_Objective_. In the data below, find every line with the string "left" and pull it out.

_Dataset records_.

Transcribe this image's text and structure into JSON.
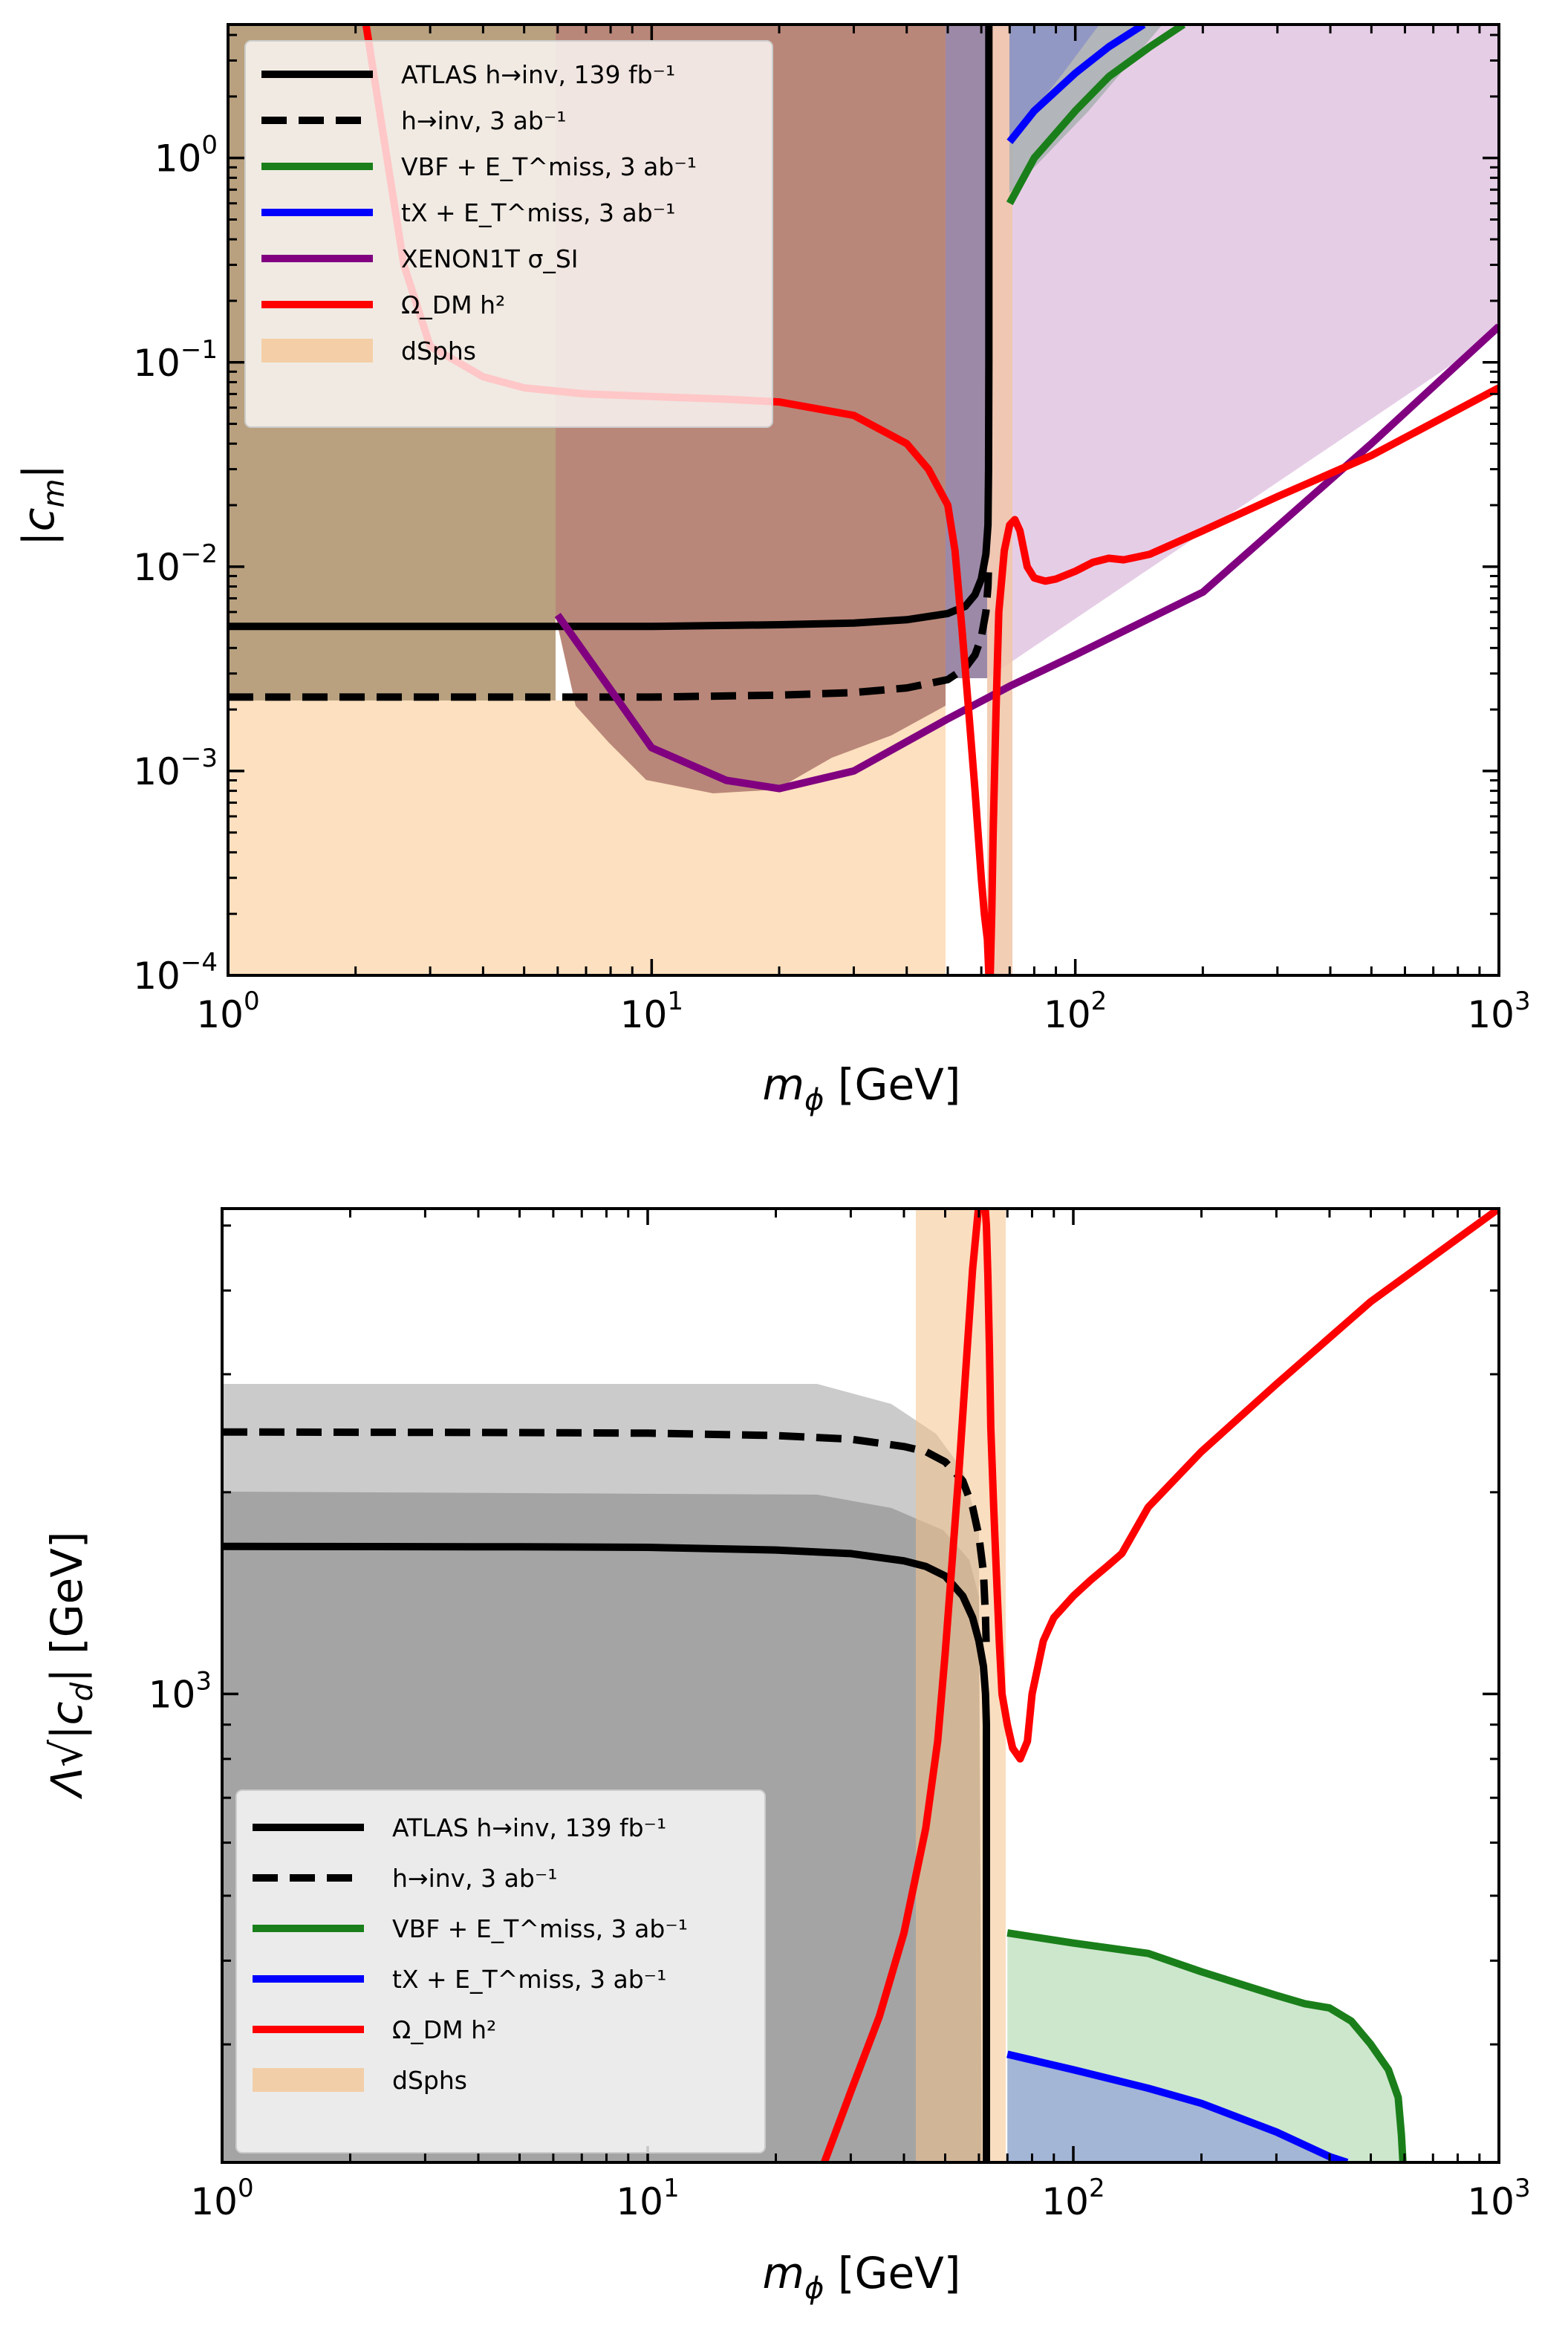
{
  "chart_data": [
    {
      "type": "line",
      "panel": "top",
      "xscale": "log",
      "yscale": "log",
      "xlim": [
        1,
        1000
      ],
      "ylim": [
        0.0001,
        4.5
      ],
      "xlabel": "m_ϕ [GeV]",
      "ylabel": "|c_m|",
      "x_ticks": [
        {
          "value": 1,
          "base": "10",
          "exp": "0"
        },
        {
          "value": 10,
          "base": "10",
          "exp": "1"
        },
        {
          "value": 100,
          "base": "10",
          "exp": "2"
        },
        {
          "value": 1000,
          "base": "10",
          "exp": "3"
        }
      ],
      "y_ticks": [
        {
          "value": 0.0001,
          "base": "10",
          "exp": "−4"
        },
        {
          "value": 0.001,
          "base": "10",
          "exp": "−3"
        },
        {
          "value": 0.01,
          "base": "10",
          "exp": "−2"
        },
        {
          "value": 0.1,
          "base": "10",
          "exp": "−1"
        },
        {
          "value": 1,
          "base": "10",
          "exp": "0"
        }
      ],
      "legend_position": "top-left",
      "legend": [
        {
          "label": "ATLAS h→inv, 139 fb⁻¹",
          "color": "#000000",
          "style": "solid"
        },
        {
          "label": "h→inv, 3 ab⁻¹",
          "color": "#000000",
          "style": "dashed"
        },
        {
          "label": "VBF + E_T^miss, 3 ab⁻¹",
          "color": "#1a7f1a",
          "style": "solid"
        },
        {
          "label": "tX + E_T^miss, 3 ab⁻¹",
          "color": "#0000ff",
          "style": "solid"
        },
        {
          "label": "XENON1T σ_SI",
          "color": "#800080",
          "style": "solid"
        },
        {
          "label": "Ω_DM h²",
          "color": "#ff0000",
          "style": "solid"
        },
        {
          "label": "dSphs",
          "color": "#f5c28c",
          "style": "patch"
        }
      ],
      "series": [
        {
          "name": "ATLAS h→inv, 139 fb⁻¹",
          "color": "#000000",
          "x": [
            1,
            5,
            10,
            20,
            30,
            40,
            50,
            55,
            58,
            60,
            61.5,
            62.2,
            62.4,
            62.5,
            62.5
          ],
          "y": [
            0.0051,
            0.0051,
            0.0051,
            0.0052,
            0.0053,
            0.0055,
            0.0059,
            0.0064,
            0.0073,
            0.0087,
            0.0115,
            0.016,
            0.03,
            0.1,
            4.5
          ]
        },
        {
          "name": "h→inv, 3 ab⁻¹",
          "color": "#000000",
          "dashed": true,
          "x": [
            1,
            5,
            10,
            20,
            30,
            40,
            50,
            55,
            58,
            60,
            61.5,
            62.2,
            62.4
          ],
          "y": [
            0.0023,
            0.0023,
            0.0023,
            0.00235,
            0.00242,
            0.00255,
            0.0028,
            0.0032,
            0.0037,
            0.0045,
            0.006,
            0.008,
            0.01
          ]
        },
        {
          "name": "VBF + E_T^miss, 3 ab⁻¹",
          "color": "#1a7f1a",
          "x": [
            70,
            80,
            100,
            120,
            150,
            180
          ],
          "y": [
            0.6,
            1.0,
            1.7,
            2.5,
            3.5,
            4.5
          ]
        },
        {
          "name": "tX + E_T^miss, 3 ab⁻¹",
          "color": "#0000ff",
          "x": [
            70,
            80,
            100,
            120,
            145
          ],
          "y": [
            1.2,
            1.7,
            2.6,
            3.5,
            4.5
          ]
        },
        {
          "name": "XENON1T σ_SI",
          "color": "#800080",
          "x": [
            6,
            8,
            10,
            15,
            20,
            30,
            50,
            70,
            100,
            200,
            500,
            1000
          ],
          "y": [
            0.0058,
            0.0025,
            0.0013,
            0.0009,
            0.00082,
            0.001,
            0.0018,
            0.0026,
            0.0037,
            0.0075,
            0.04,
            0.15
          ]
        },
        {
          "name": "Ω_DM h²",
          "color": "#ff0000",
          "x": [
            2.1,
            2.3,
            2.6,
            3,
            4,
            5,
            7,
            10,
            15,
            20,
            30,
            40,
            45,
            50,
            52,
            54,
            56,
            58,
            60,
            61,
            62,
            62.5,
            63,
            63.5,
            64,
            65,
            66,
            68,
            70,
            72,
            74,
            77,
            80,
            85,
            90,
            100,
            110,
            120,
            130,
            150,
            200,
            300,
            500,
            1000
          ],
          "y": [
            5,
            1.5,
            0.3,
            0.12,
            0.085,
            0.075,
            0.07,
            0.068,
            0.066,
            0.064,
            0.055,
            0.04,
            0.03,
            0.02,
            0.012,
            0.005,
            0.002,
            0.0008,
            0.0003,
            0.0002,
            0.00015,
            0.0001,
            0.0001,
            0.0002,
            0.0005,
            0.002,
            0.006,
            0.012,
            0.016,
            0.017,
            0.015,
            0.01,
            0.0088,
            0.0085,
            0.0087,
            0.0095,
            0.0105,
            0.011,
            0.0108,
            0.0115,
            0.015,
            0.022,
            0.035,
            0.075
          ]
        }
      ]
    },
    {
      "type": "line",
      "panel": "bottom",
      "xscale": "log",
      "yscale": "log",
      "xlim": [
        1,
        1000
      ],
      "ylim": [
        200,
        5300
      ],
      "xlabel": "m_ϕ [GeV]",
      "ylabel": "Λ√|c_d| [GeV]",
      "x_ticks": [
        {
          "value": 1,
          "base": "10",
          "exp": "0"
        },
        {
          "value": 10,
          "base": "10",
          "exp": "1"
        },
        {
          "value": 100,
          "base": "10",
          "exp": "2"
        },
        {
          "value": 1000,
          "base": "10",
          "exp": "3"
        }
      ],
      "y_ticks": [
        {
          "value": 1000,
          "base": "10",
          "exp": "3"
        }
      ],
      "legend_position": "lower-left",
      "legend": [
        {
          "label": "ATLAS h→inv, 139 fb⁻¹",
          "color": "#000000",
          "style": "solid"
        },
        {
          "label": "h→inv, 3 ab⁻¹",
          "color": "#000000",
          "style": "dashed"
        },
        {
          "label": "VBF + E_T^miss, 3 ab⁻¹",
          "color": "#1a7f1a",
          "style": "solid"
        },
        {
          "label": "tX + E_T^miss, 3 ab⁻¹",
          "color": "#0000ff",
          "style": "solid"
        },
        {
          "label": "Ω_DM h²",
          "color": "#ff0000",
          "style": "solid"
        },
        {
          "label": "dSphs",
          "color": "#f5c28c",
          "style": "patch"
        }
      ],
      "series": [
        {
          "name": "ATLAS h→inv, 139 fb⁻¹",
          "color": "#000000",
          "x": [
            1,
            5,
            10,
            20,
            30,
            40,
            45,
            50,
            55,
            58,
            60,
            61.5,
            62.2,
            62.5,
            62.5
          ],
          "y": [
            1660,
            1658,
            1655,
            1640,
            1620,
            1580,
            1550,
            1500,
            1400,
            1300,
            1200,
            1100,
            1000,
            900,
            200
          ]
        },
        {
          "name": "h→inv, 3 ab⁻¹",
          "color": "#000000",
          "dashed": true,
          "x": [
            1,
            5,
            10,
            20,
            30,
            40,
            45,
            50,
            55,
            58,
            60,
            61.5,
            62.2,
            62.5
          ],
          "y": [
            2460,
            2455,
            2450,
            2430,
            2400,
            2340,
            2300,
            2220,
            2080,
            1900,
            1720,
            1520,
            1300,
            1150
          ]
        },
        {
          "name": "VBF + E_T^miss, 3 ab⁻¹",
          "color": "#1a7f1a",
          "x": [
            70,
            100,
            150,
            200,
            300,
            350,
            400,
            450,
            500,
            550,
            580,
            590,
            595
          ],
          "y": [
            440,
            425,
            410,
            385,
            355,
            345,
            340,
            325,
            300,
            275,
            250,
            220,
            200
          ]
        },
        {
          "name": "tX + E_T^miss, 3 ab⁻¹",
          "color": "#0000ff",
          "x": [
            70,
            100,
            150,
            200,
            300,
            400,
            440
          ],
          "y": [
            290,
            275,
            258,
            245,
            222,
            204,
            200
          ]
        },
        {
          "name": "Ω_DM h²",
          "color": "#ff0000",
          "x": [
            26,
            30,
            35,
            40,
            45,
            48,
            50,
            52,
            54,
            56,
            58,
            60,
            61,
            62,
            62.5,
            63,
            63.5,
            64,
            65,
            66,
            67,
            68,
            70,
            72,
            75,
            78,
            80,
            85,
            90,
            100,
            110,
            120,
            130,
            150,
            200,
            300,
            500,
            1000
          ],
          "y": [
            200,
            255,
            330,
            440,
            630,
            850,
            1150,
            1600,
            2200,
            3100,
            4300,
            5400,
            5400,
            5400,
            5000,
            4200,
            3300,
            2500,
            1900,
            1500,
            1200,
            1000,
            900,
            830,
            800,
            850,
            1000,
            1200,
            1300,
            1400,
            1480,
            1550,
            1620,
            1900,
            2300,
            2900,
            3850,
            5300
          ]
        }
      ]
    }
  ]
}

_Answer to this task_.
      "legend_position": "top-left",
      "legend_position": "lower-left",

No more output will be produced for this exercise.